> _Exercise details_: Select every line containing the word "bold" from the material, and copy those lines.

Stored data:
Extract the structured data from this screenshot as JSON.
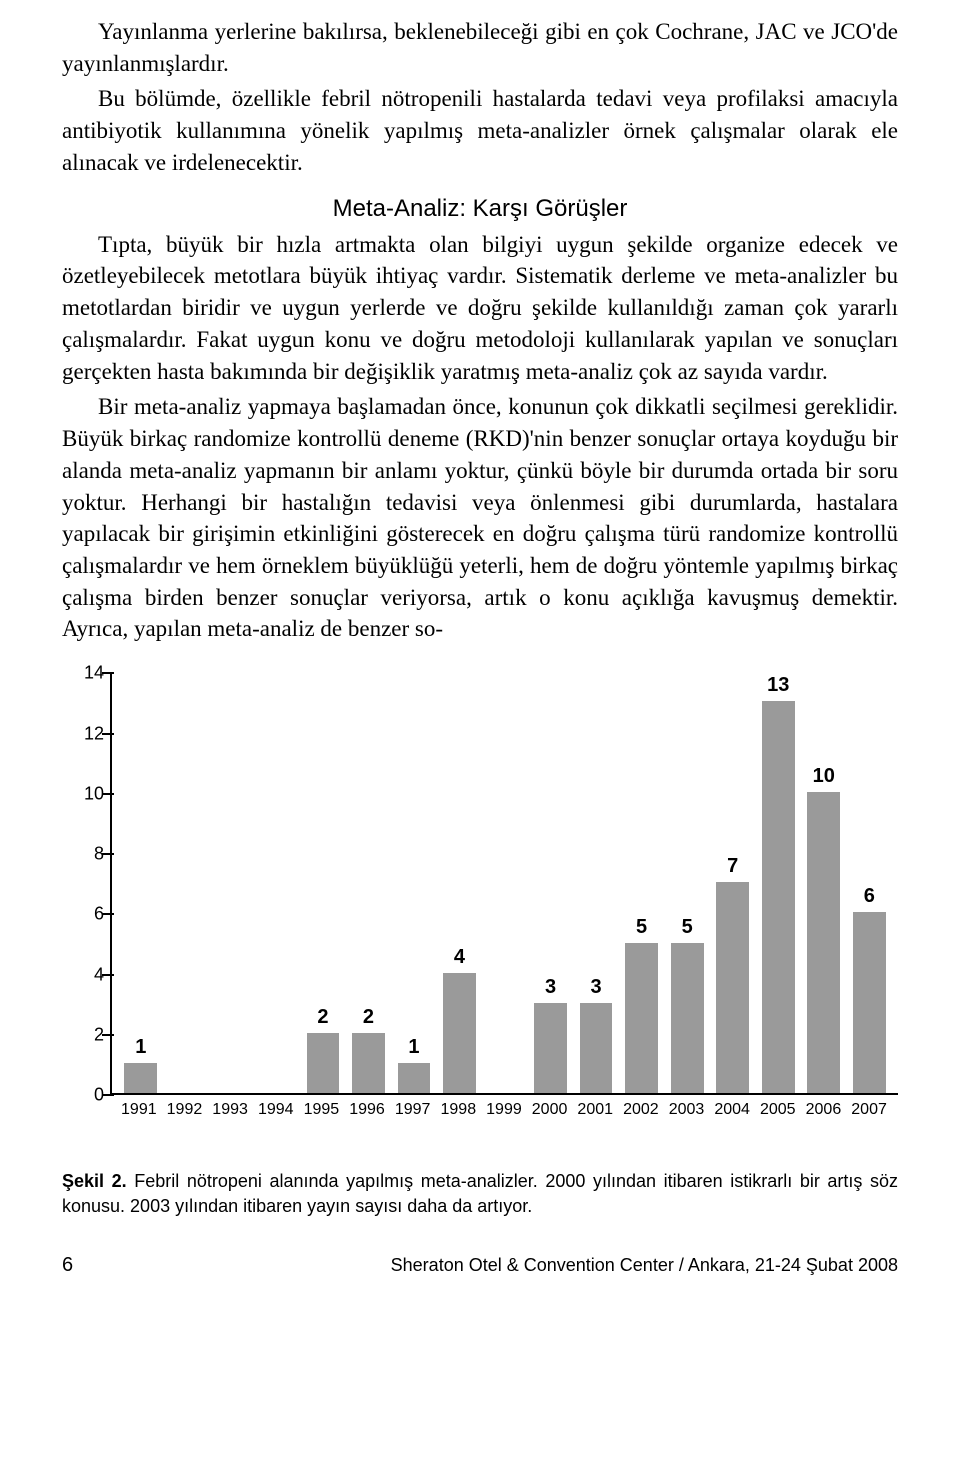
{
  "paragraphs": {
    "p1": "Yayınlanma yerlerine bakılırsa, beklenebileceği gibi en çok Cochrane, JAC ve JCO'de yayınlanmışlardır.",
    "p2": "Bu bölümde, özellikle febril nötropenili hastalarda tedavi veya profilaksi amacıyla antibiyotik kullanımına yönelik yapılmış meta-analizler örnek çalışmalar olarak ele alınacak ve irdelenecektir.",
    "subheading": "Meta-Analiz: Karşı Görüşler",
    "p3": "Tıpta, büyük bir hızla artmakta olan bilgiyi uygun şekilde organize edecek ve özetleyebilecek metotlara büyük ihtiyaç vardır. Sistematik derleme ve meta-analizler bu metotlardan biridir ve uygun yerlerde ve doğru şekilde kullanıldığı zaman çok yararlı çalışmalardır. Fakat uygun konu ve doğru metodoloji kullanılarak yapılan ve sonuçları gerçekten hasta bakımında bir değişiklik yaratmış meta-analiz çok az sayıda vardır.",
    "p4": "Bir meta-analiz yapmaya başlamadan önce, konunun çok dikkatli seçilmesi gereklidir. Büyük birkaç randomize kontrollü deneme (RKD)'nin benzer sonuçlar ortaya koyduğu bir alanda meta-analiz yapmanın bir anlamı yoktur, çünkü böyle bir durumda ortada bir soru yoktur. Herhangi bir hastalığın tedavisi veya önlenmesi gibi durumlarda, hastalara yapılacak bir girişimin etkinliğini gösterecek en doğru çalışma türü randomize kontrollü çalışmalardır ve hem örneklem büyüklüğü yeterli, hem de doğru yöntemle yapılmış birkaç çalışma birden benzer sonuçlar veriyorsa, artık o konu açıklığa kavuşmuş demektir. Ayrıca, yapılan meta-analiz de benzer so-"
  },
  "chart": {
    "type": "bar",
    "categories": [
      "1991",
      "1992",
      "1993",
      "1994",
      "1995",
      "1996",
      "1997",
      "1998",
      "1999",
      "2000",
      "2001",
      "2002",
      "2003",
      "2004",
      "2005",
      "2006",
      "2007"
    ],
    "values": [
      1,
      0,
      0,
      0,
      2,
      2,
      1,
      4,
      0,
      3,
      3,
      5,
      5,
      7,
      13,
      10,
      6
    ],
    "bar_color": "#9a9a9a",
    "value_color": "#000000",
    "y_ticks": [
      0,
      2,
      4,
      6,
      8,
      10,
      12,
      14
    ],
    "ylim_max": 14,
    "axis_color": "#000000",
    "bar_width_ratio": 0.72,
    "value_fontsize": 20,
    "value_fontweight": "bold",
    "axis_label_fontsize": 18,
    "xlabel_fontsize": 16,
    "background_color": "#ffffff"
  },
  "caption": {
    "lead": "Şekil 2.",
    "rest": " Febril nötropeni alanında yapılmış meta-analizler. 2000 yılından itibaren istikrarlı bir artış söz konusu. 2003 yılından itibaren yayın sayısı daha da artıyor."
  },
  "footer": {
    "page_number": "6",
    "venue": "Sheraton Otel & Convention Center / Ankara, 21-24 Şubat 2008"
  }
}
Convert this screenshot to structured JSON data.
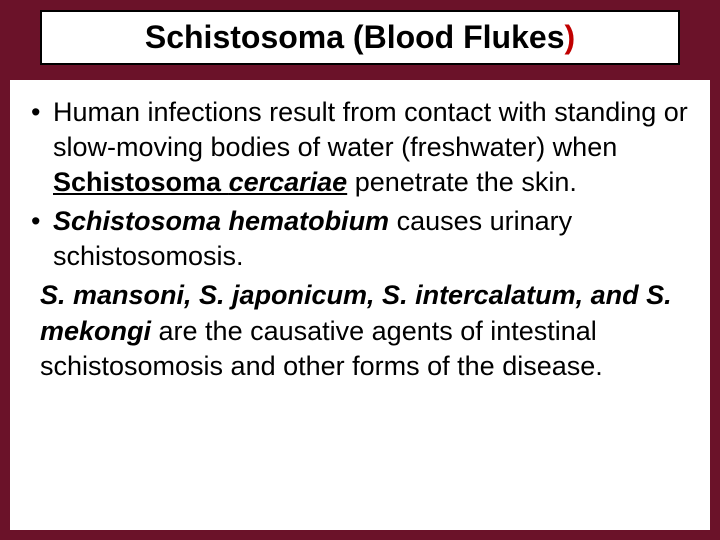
{
  "slide": {
    "background_color": "#6b1229",
    "content_background": "#ffffff",
    "title_box": {
      "border_color": "#000000",
      "background_color": "#ffffff"
    },
    "title": {
      "main": "Schistosoma (Blood Flukes",
      "paren_close": ")",
      "fontsize": 32,
      "font_weight": "bold",
      "paren_color": "#c00000",
      "text_color": "#000000"
    },
    "body_fontsize": 27,
    "body_color": "#000000",
    "bullets": [
      {
        "pre1": "Human infections result from contact with standing or slow-moving bodies of water (freshwater) when ",
        "term1": "Schistosoma ",
        "term2": "cercariae",
        "post1": " penetrate the skin."
      },
      {
        "term3": "Schistosoma hematobium",
        "post2": " causes urinary schistosomosis."
      }
    ],
    "trailing": {
      "species": "S. mansoni, S. japonicum, S. intercalatum, and  S. mekongi",
      "rest": " are the causative agents of intestinal schistosomosis and other forms of the disease."
    }
  }
}
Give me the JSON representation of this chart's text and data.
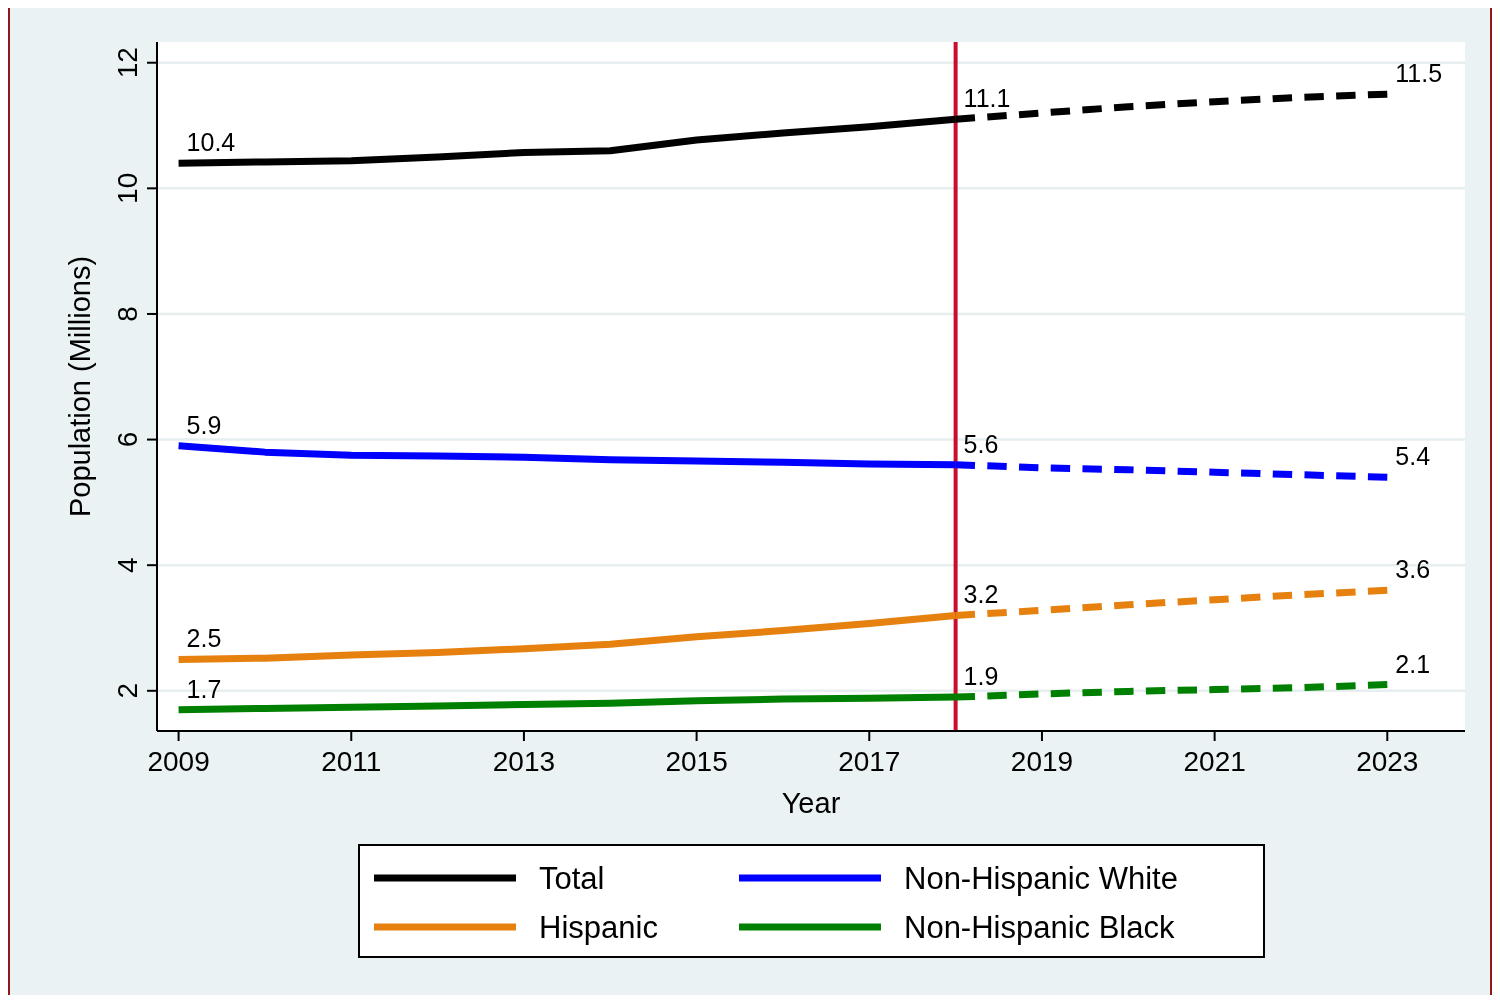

> _Solution to the exercise_:
    "value_fontweight": "bold",
      "font_weight": "bold",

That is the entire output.